=== Excerpted passage ===

In 2015, the Plateau/Thio, Mea/Kouaoua, Népoui-Kopéto, Etoile du Nord and Tiébaghi mining centres were operated by Société le Nickel (SLN, a subsidiary of ERAMET). Ouaco, Poya, Nakéty and Kouaoua, operated by Nickel Mining Company (NMC, a joint venture between Société Minière du Sud Pacifique, SMSP and POSCO), whilst Koniambo is operated by Koniambo Nickel, a joint venture between the state owned Société Minière du Sud Pacifique (SMSP) and Glencore.

In addition to these nickel 'silicate' laterites, significant nickel 'oxide' laterites also occur on New Caledonia. For more detail see the New Caledonia Ni Oxide Laterite - Plaine des Lacs District - Goro, Prony  record.

Tectonic and geological setting

  The main island of New Caledonia is elongated in a northwest direction (bearing 305°) and is some 400 km long and 50 km wide. It lies ~1500 km east of Australia, ~2000 km north of New Zealand and just south of Vanuatu. It is an emergent section of the relatively narrow Norfolk Ridge, the eastern of two parallel ridges, the second being the broader Lord Howe Rise to the west, separated by the New Caledonia Basin.
  These ridges are part of a large continental plate called Zealandia which drifted away from the Australian continent during the Late Cretaceous Gondwana break-up (Dubois et al., 1976; Crawford et al., 2003; Lafoy et al., 2005).
  The ~500 km wide Lord Howe Rise is made up of four sub-parallel geological provinces that extend along its length: the Lord Howe Platform, the Central Rift Province, the Western Rift Province, and the Dampier and Monowai ridges. The Lord Howe Platform is a shallow, planated ridge forming the eastern flank of the Lord Howe Rise, composed of pre-rift basement rocks that underwent little stretching during Cretaceous rifting. It is thinly mantled by a few hundred metres of mainly Cenozoic siliceous and carbonate oozes and Cretaceous-Cenozoic volcanic rocks. The Central Rift Province, west of the Lord Howe Platform, consists of basement blocks and normally faulted basin depocentres with up to 4 km of Cretaceous to Cenozoic syn- and post-rift sediments. The underlying continental crust is ~20 km thick. The Western Rift Province to the west, contains large normally faulted depocentres with up to 6 km of Cretaceous to Cenozoic syn- and post-rift sediments. The Dampier Ridge in the north and its continuation, the Monowai Ridge in the south, form the boundary between the Lord Howe Rise and the oceanic crust of the Tasman Sea Basin to its west that separates it from continental Australia. The ridges of the Lord Howe Rise are composed of continental crust. The Dampier Ridge is partly composed of Permian granite. The Dampier Ridge is separated from the Western Rift Province by the Lord Howe and Middleton basins, which are underlain by highly extended continental or transitional crust. A series of SW-NE fracture zones extending from the oceanic crust of the Tasman Sea fragment the Lord Howe Rise into discrete microcontinents.   The Norfolk Ridge is a 32 km thick block of sialic crust (Dubois, 1969) covered by Oligocene to Recent sedimentary rocks (Dupont et al., 1975; Dubois et al., 1976; Daniel et al., 1976).

===

Requests:
- a) Please quote the passage on New Caledonia's geology from "In addition to" up to and including "Goro, Prony  record.".
- b) Answer these about the passage on New Caledonia's geology:
(i) Which company operated the Tiébaghi mining center in 2015?
(ii) How long is the main island of New Caledonia?
(iii) How thick is the block of sialic crust that forms the Norfolk Ridge?

=== Supplied data ===

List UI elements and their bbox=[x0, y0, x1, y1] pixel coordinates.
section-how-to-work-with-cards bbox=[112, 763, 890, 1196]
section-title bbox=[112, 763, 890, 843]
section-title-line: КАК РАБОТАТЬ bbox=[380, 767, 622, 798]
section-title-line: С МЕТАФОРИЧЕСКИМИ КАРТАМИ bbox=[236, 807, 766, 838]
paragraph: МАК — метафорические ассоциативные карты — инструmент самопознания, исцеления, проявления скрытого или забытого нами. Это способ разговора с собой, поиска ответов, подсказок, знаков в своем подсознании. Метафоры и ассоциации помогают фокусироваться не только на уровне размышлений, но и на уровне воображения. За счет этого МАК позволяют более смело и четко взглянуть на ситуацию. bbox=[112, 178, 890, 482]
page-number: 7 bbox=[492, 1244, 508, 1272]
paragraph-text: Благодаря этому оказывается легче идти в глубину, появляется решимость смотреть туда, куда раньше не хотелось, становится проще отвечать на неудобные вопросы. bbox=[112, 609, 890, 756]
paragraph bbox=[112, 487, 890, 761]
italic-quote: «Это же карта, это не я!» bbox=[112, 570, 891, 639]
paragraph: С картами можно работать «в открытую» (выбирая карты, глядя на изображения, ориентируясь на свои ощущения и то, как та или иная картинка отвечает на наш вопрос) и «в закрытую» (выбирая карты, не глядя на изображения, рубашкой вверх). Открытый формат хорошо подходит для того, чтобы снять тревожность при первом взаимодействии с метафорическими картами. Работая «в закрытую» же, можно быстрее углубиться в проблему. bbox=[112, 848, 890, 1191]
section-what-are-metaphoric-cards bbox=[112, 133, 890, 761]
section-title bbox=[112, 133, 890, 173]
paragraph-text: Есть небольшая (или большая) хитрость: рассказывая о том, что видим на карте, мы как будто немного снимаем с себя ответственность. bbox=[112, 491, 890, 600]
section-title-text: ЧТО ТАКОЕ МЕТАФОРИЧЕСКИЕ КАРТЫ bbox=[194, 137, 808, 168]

===
=== Supplied data ===

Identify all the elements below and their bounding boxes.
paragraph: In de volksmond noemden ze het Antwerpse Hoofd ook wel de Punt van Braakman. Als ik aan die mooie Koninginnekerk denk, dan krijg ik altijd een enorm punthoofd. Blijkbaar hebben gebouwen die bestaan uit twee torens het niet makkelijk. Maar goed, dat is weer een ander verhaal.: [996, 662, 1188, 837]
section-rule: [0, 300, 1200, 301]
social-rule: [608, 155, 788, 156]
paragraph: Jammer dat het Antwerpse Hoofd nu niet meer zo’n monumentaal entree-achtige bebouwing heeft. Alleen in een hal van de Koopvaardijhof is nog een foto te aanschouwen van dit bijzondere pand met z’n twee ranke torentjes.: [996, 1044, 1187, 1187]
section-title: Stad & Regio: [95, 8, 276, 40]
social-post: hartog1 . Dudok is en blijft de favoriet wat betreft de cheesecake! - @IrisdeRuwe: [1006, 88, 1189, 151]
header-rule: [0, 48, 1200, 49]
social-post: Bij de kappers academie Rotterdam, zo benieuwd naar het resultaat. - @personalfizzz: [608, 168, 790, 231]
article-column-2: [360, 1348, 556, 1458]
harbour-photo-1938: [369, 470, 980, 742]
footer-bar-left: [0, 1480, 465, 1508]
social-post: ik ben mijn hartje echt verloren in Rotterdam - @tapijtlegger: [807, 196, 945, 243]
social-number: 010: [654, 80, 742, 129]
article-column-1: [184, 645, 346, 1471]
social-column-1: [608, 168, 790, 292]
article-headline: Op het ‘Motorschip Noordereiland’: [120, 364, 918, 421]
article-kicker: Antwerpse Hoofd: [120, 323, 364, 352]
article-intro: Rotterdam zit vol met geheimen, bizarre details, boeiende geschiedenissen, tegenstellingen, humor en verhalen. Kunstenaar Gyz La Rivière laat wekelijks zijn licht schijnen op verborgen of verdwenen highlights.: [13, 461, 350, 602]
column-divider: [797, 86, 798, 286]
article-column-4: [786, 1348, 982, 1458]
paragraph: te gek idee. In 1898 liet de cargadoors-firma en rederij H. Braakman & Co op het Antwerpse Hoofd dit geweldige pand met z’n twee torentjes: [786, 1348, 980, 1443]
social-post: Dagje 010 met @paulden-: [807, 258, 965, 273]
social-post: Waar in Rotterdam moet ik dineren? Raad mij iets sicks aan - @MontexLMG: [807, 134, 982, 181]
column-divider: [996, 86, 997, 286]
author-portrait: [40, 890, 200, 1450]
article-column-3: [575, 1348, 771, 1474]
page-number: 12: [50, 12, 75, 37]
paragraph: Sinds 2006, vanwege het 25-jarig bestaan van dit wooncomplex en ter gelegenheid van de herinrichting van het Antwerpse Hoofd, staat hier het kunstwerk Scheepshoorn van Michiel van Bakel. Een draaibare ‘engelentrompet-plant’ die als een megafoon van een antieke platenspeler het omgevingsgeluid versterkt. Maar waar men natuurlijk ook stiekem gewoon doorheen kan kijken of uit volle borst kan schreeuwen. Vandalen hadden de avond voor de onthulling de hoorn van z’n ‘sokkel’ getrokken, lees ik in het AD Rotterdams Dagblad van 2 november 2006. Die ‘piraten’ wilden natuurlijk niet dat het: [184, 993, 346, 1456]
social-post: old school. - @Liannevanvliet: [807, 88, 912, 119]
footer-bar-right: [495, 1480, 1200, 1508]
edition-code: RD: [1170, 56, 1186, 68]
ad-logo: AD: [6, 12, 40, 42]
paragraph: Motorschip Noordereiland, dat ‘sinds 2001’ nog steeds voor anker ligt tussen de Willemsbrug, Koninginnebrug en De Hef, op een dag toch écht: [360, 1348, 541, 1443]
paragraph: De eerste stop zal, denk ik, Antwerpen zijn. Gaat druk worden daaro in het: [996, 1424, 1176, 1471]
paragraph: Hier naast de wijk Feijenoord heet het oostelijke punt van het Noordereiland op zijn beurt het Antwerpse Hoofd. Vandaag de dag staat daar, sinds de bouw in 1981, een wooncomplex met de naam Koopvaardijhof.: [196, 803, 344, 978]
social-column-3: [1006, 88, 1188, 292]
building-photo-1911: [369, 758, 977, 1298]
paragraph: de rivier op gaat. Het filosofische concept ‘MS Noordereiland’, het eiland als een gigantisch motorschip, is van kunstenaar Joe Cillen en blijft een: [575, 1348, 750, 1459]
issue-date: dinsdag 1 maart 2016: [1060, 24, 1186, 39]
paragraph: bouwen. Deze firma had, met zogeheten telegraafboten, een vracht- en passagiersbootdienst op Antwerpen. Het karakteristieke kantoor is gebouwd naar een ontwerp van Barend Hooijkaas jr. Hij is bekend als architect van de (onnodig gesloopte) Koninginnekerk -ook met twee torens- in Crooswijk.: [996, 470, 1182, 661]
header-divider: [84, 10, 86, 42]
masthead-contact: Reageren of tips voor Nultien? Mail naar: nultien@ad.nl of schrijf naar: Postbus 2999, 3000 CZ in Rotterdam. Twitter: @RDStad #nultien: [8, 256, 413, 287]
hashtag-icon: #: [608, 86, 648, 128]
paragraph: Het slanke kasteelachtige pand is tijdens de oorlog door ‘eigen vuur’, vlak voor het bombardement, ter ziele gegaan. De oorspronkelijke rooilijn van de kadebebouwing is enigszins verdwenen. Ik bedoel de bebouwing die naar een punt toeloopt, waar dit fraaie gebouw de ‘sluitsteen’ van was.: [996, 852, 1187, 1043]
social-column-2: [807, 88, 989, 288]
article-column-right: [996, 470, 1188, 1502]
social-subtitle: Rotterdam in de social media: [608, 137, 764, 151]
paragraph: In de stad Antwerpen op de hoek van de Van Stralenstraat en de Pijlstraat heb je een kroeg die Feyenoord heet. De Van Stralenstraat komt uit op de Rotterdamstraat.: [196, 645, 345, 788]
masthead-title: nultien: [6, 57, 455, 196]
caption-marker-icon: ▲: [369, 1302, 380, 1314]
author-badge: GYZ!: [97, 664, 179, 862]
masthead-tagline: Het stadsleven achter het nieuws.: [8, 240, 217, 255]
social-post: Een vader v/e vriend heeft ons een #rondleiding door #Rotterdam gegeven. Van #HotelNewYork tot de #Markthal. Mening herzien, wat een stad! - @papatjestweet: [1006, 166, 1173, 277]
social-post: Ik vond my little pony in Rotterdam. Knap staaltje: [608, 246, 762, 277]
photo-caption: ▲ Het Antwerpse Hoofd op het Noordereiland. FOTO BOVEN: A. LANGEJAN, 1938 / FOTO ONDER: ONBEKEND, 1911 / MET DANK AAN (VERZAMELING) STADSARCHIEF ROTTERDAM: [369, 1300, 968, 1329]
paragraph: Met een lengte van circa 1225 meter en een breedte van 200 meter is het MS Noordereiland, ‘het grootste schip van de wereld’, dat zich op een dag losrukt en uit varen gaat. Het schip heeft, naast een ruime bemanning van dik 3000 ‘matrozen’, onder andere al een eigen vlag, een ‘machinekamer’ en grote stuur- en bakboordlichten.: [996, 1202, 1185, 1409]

===

Results for the exercise:
- a)
In addition to these nickel 'silicate' laterites, significant nickel 'oxide' laterites also occur on New Caledonia. For more detail see the New Caledonia Ni Oxide Laterite - Plaine des Lacs District - Goro, Prony  record.

- b)
(i) Société le Nickel (SLN), a subsidiary of ERAMET
(ii) Some 400 km
(iii) 32 km